WHAT TO DO: Give the count of lines holding the string "rettangoli" and nothing else.

(Saved entries)
↓
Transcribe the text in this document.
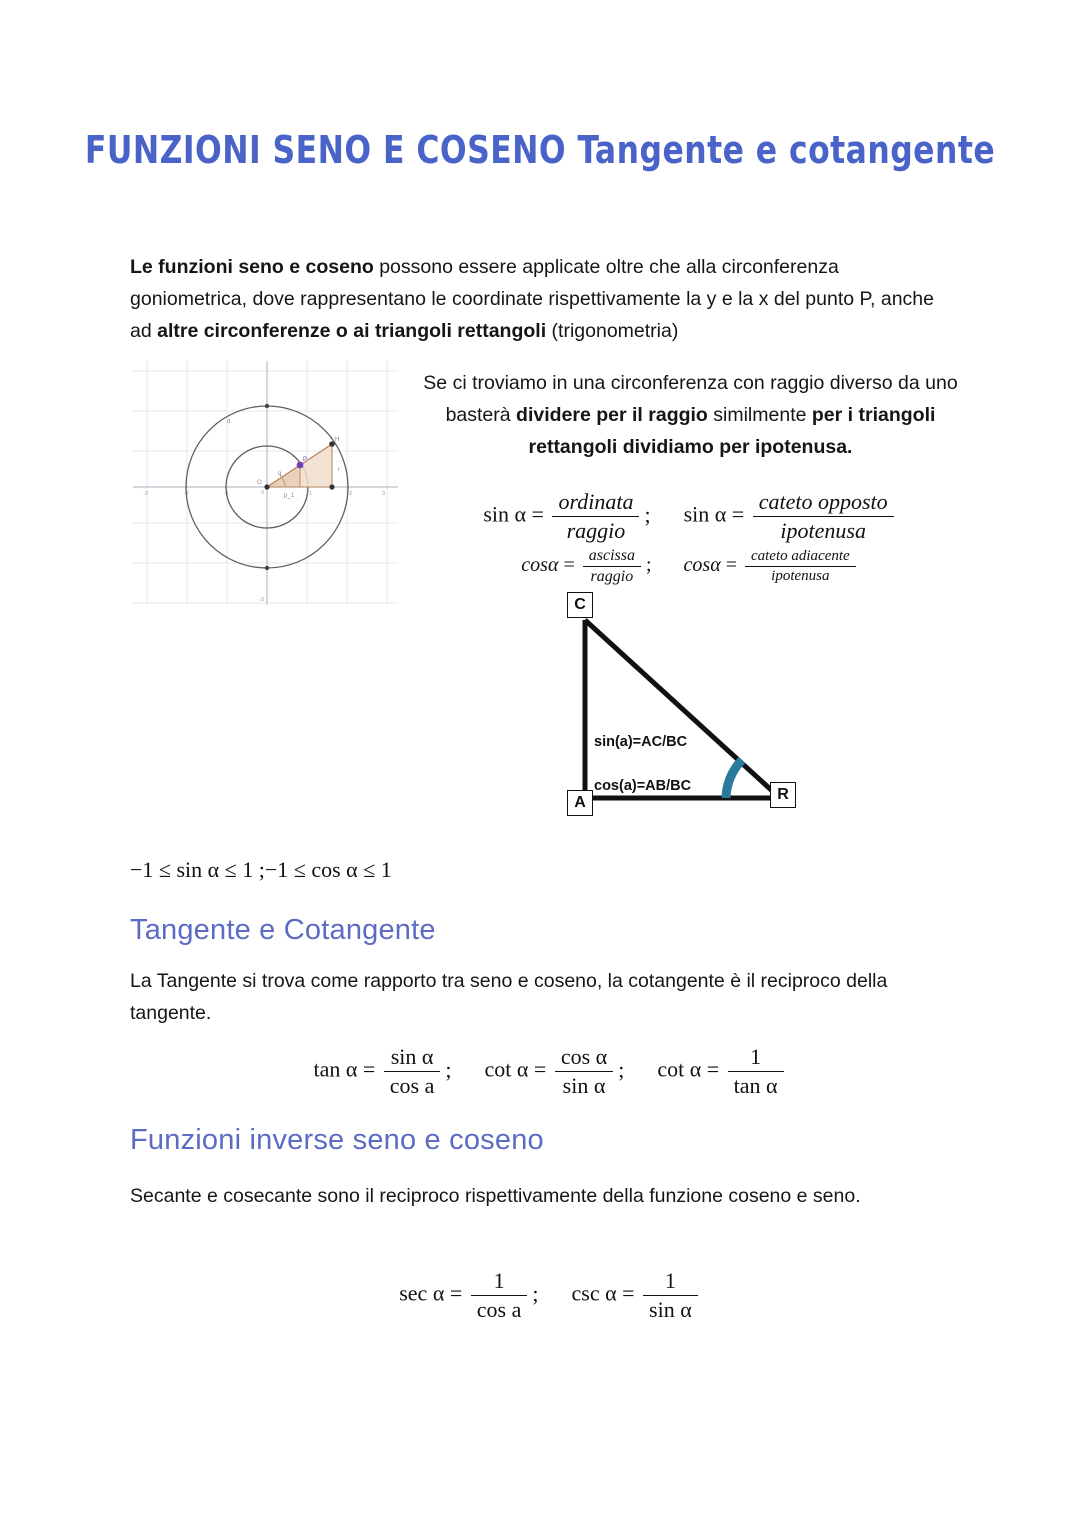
FUNZIONI SENO E COSENO Tangente e cotangente
Le funzioni seno e coseno possono essere applicate oltre che alla circonferenza goniometrica, dove rappresentano le coordinate rispettivamente la y e la x del punto P, anche ad altre circonferenze o ai triangoli rettangoli (trigonometria)
-3	-2	-1	1	2	3
-3
0
P
H
O
p_1
d
q
r
Se ci troviamo in una circonferenza con raggio diverso da uno basterà dividere per il raggio similmente per i triangoli rettangoli dividiamo per ipotenusa.
$\sin \alpha = \frac{\text{ordinata}}{\text{raggio}}$ ; $\sin \alpha = \frac{\text{cateto opposto}}{\text{ipotenusa}}$
$\cos\alpha = \frac{\text{ascissa}}{\text{raggio}}$ ; $\cos\alpha = \frac{\text{cateto adiacente}}{\text{ipotenusa}}$
C
A	R
sin(a)=AC/BC
cos(a)=AB/BC
−1 ≤ sin α ≤ 1 ;−1 ≤ cos α ≤ 1
Tangente e Cotangente
La Tangente si trova come rapporto tra seno e coseno, la cotangente è il reciproco della tangente.
$\tan \alpha = \frac{\text{sin α}}{\text{cos a}}$ ; $\cot \alpha = \frac{\text{cos α}}{\text{sin α}}$ ; $\cot \alpha = \frac{1}{\text{tan α}}$
Funzioni inverse seno e coseno
Secante e cosecante sono il reciproco rispettivamente della funzione coseno e seno.
$\sec \alpha = \frac{1}{\text{cos a}}$ ; $\csc \alpha = \frac{1}{\text{sin α}}$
↑
WRITTEN SOLUTION: 2